— begin —
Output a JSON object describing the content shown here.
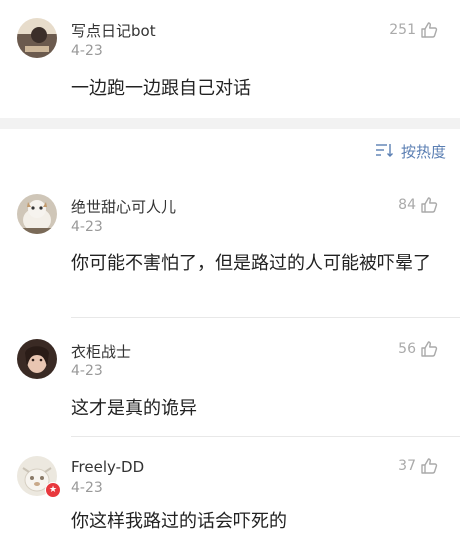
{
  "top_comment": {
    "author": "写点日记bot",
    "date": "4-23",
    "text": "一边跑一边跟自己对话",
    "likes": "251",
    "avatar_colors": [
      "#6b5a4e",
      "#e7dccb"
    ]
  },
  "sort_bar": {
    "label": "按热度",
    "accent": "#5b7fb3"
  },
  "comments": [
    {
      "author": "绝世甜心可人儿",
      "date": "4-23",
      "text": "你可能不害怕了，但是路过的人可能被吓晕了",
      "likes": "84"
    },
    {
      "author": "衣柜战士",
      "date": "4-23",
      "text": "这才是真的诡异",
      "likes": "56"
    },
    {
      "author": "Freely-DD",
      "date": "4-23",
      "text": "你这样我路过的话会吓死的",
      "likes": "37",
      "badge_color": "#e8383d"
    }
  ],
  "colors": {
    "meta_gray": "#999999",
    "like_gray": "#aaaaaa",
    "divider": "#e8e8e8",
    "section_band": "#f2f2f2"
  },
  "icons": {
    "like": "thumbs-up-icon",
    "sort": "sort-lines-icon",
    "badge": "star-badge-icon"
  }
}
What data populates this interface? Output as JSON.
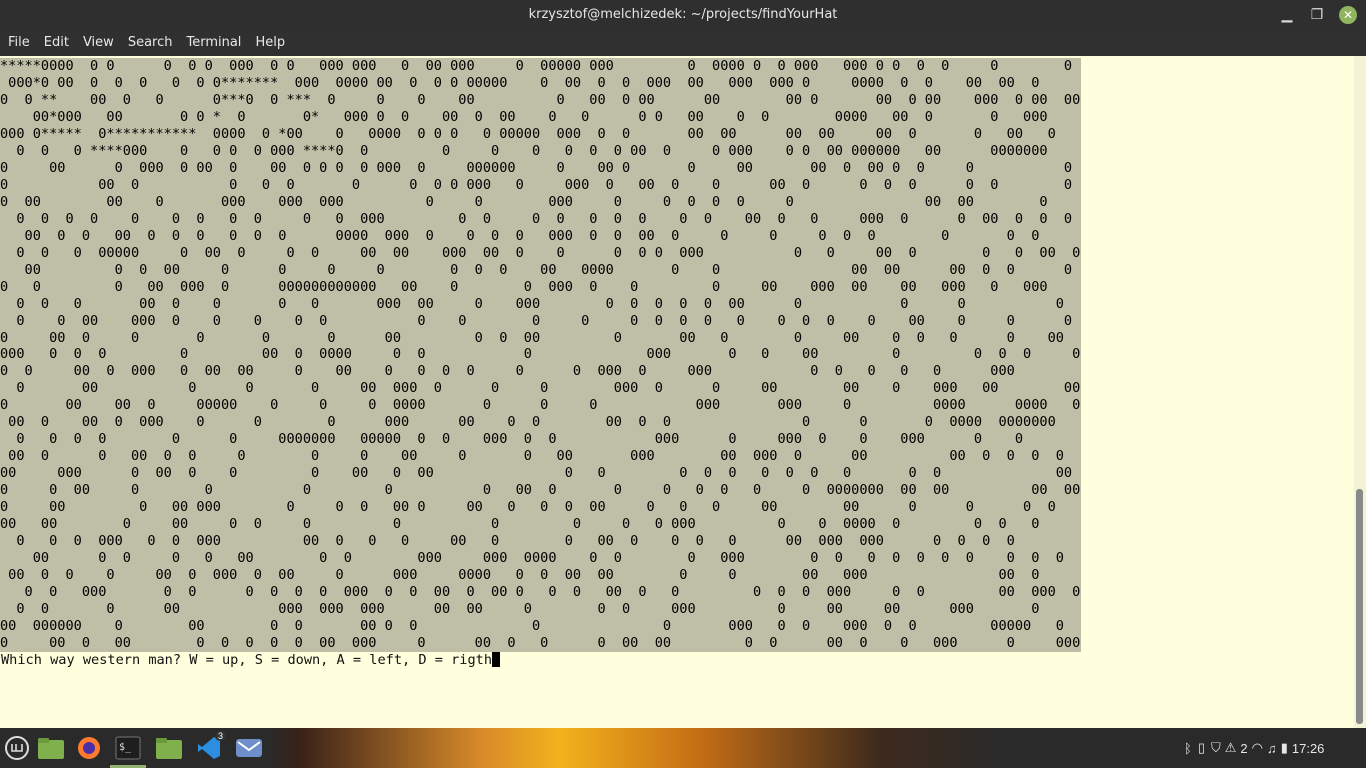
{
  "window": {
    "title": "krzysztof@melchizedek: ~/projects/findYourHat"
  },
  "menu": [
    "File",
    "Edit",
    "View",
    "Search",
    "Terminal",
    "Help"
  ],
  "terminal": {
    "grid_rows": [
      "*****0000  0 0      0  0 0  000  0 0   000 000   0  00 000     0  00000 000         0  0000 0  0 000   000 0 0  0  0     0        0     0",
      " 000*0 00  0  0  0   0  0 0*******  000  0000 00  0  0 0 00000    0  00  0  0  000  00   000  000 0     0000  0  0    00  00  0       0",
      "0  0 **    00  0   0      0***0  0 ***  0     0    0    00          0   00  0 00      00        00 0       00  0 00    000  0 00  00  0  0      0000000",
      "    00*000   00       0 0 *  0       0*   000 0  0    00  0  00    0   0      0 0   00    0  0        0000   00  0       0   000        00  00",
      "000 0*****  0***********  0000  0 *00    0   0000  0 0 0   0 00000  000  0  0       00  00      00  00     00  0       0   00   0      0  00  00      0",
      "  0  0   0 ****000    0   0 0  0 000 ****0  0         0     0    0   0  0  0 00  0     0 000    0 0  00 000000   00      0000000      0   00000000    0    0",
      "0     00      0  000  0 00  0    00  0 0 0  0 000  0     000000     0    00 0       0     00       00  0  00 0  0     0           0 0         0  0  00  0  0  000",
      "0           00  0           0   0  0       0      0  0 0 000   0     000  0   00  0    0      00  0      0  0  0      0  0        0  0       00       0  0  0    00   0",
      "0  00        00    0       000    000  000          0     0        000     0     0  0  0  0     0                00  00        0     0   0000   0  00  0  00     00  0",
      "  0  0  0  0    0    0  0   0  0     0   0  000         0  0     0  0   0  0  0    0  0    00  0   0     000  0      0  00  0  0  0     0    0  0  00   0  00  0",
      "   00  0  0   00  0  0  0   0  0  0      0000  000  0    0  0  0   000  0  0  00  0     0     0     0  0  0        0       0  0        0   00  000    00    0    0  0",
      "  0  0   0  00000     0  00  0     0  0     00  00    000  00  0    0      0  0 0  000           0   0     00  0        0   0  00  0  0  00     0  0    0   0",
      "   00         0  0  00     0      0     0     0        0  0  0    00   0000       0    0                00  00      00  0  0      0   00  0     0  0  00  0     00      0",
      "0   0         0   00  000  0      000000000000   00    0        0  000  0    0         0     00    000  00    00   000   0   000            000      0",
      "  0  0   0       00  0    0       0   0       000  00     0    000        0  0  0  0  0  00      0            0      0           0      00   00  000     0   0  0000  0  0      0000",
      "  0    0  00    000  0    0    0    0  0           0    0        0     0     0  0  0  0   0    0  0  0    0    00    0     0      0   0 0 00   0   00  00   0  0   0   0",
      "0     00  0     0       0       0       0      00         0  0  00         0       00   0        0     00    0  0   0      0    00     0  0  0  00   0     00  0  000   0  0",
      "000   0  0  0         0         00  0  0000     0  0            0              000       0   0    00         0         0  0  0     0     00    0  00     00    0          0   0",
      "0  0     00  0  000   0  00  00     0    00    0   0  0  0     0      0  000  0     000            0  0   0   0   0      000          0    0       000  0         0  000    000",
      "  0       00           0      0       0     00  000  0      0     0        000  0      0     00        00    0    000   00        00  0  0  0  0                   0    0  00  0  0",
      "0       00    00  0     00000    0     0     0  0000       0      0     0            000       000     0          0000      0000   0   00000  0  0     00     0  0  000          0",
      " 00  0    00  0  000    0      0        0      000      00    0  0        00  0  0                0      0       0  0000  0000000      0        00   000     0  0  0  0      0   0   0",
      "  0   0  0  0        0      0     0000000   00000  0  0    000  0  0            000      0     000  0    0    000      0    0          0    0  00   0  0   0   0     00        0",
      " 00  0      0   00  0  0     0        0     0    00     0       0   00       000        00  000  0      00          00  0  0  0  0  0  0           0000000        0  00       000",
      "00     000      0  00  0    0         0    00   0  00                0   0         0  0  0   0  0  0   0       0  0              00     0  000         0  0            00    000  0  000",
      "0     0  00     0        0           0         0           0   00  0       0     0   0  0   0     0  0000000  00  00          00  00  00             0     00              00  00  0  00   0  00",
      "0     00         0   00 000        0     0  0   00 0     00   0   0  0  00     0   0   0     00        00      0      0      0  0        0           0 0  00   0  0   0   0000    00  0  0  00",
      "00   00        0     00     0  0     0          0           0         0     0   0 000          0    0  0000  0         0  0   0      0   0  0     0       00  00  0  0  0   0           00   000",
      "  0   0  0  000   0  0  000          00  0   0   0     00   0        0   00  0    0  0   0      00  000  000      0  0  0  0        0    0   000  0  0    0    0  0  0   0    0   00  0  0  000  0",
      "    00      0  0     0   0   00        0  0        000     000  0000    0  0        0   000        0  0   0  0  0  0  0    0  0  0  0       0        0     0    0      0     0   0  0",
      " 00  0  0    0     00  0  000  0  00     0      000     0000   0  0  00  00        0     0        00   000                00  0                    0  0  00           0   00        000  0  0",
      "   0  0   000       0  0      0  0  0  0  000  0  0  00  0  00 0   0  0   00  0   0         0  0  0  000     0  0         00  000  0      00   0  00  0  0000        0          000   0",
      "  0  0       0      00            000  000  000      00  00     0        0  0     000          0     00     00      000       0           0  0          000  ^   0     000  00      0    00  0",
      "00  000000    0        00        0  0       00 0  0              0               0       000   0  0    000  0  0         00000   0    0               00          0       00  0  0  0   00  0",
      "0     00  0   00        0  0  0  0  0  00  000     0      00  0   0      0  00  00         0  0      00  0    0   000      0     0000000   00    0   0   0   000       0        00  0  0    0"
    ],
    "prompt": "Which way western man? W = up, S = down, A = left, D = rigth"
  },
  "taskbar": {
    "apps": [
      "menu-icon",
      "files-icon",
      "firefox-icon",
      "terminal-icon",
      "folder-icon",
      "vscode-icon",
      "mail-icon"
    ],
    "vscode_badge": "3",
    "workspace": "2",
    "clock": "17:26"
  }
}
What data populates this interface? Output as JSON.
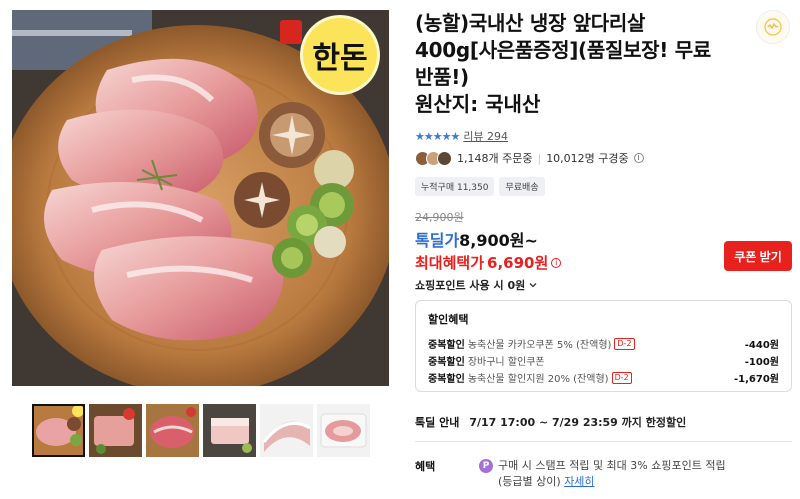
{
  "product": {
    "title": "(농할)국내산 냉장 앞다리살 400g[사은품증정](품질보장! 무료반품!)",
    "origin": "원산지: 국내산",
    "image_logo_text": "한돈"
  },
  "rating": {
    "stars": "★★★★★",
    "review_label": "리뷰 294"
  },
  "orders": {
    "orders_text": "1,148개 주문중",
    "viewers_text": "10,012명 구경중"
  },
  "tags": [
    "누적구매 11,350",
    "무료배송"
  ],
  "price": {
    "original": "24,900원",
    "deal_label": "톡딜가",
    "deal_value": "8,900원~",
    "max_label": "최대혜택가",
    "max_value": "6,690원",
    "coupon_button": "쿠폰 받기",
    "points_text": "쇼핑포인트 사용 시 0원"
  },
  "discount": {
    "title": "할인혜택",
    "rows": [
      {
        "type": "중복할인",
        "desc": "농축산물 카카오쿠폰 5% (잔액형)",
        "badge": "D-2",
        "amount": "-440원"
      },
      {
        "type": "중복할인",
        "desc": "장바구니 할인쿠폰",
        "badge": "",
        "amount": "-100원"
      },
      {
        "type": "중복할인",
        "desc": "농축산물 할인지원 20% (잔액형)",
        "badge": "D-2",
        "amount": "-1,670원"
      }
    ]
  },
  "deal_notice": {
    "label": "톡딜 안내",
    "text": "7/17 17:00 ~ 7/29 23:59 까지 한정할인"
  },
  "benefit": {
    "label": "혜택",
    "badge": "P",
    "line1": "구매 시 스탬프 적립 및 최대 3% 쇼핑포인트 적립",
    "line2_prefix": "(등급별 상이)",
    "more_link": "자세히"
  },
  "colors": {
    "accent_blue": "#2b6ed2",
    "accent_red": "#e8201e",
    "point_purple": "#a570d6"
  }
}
— end —
▶ [Task prompt] Above are the records; copy every line in them that holds the word "title".

▶ [Solved exercise]
    "title": "krzysztof@melchizedek: ~/projects/findYourHat"
    "title": "(농할)국내산 냉장 앞다리살 400g[사은품증정](품질보장! 무료반품!)",
    "title": "할인혜택",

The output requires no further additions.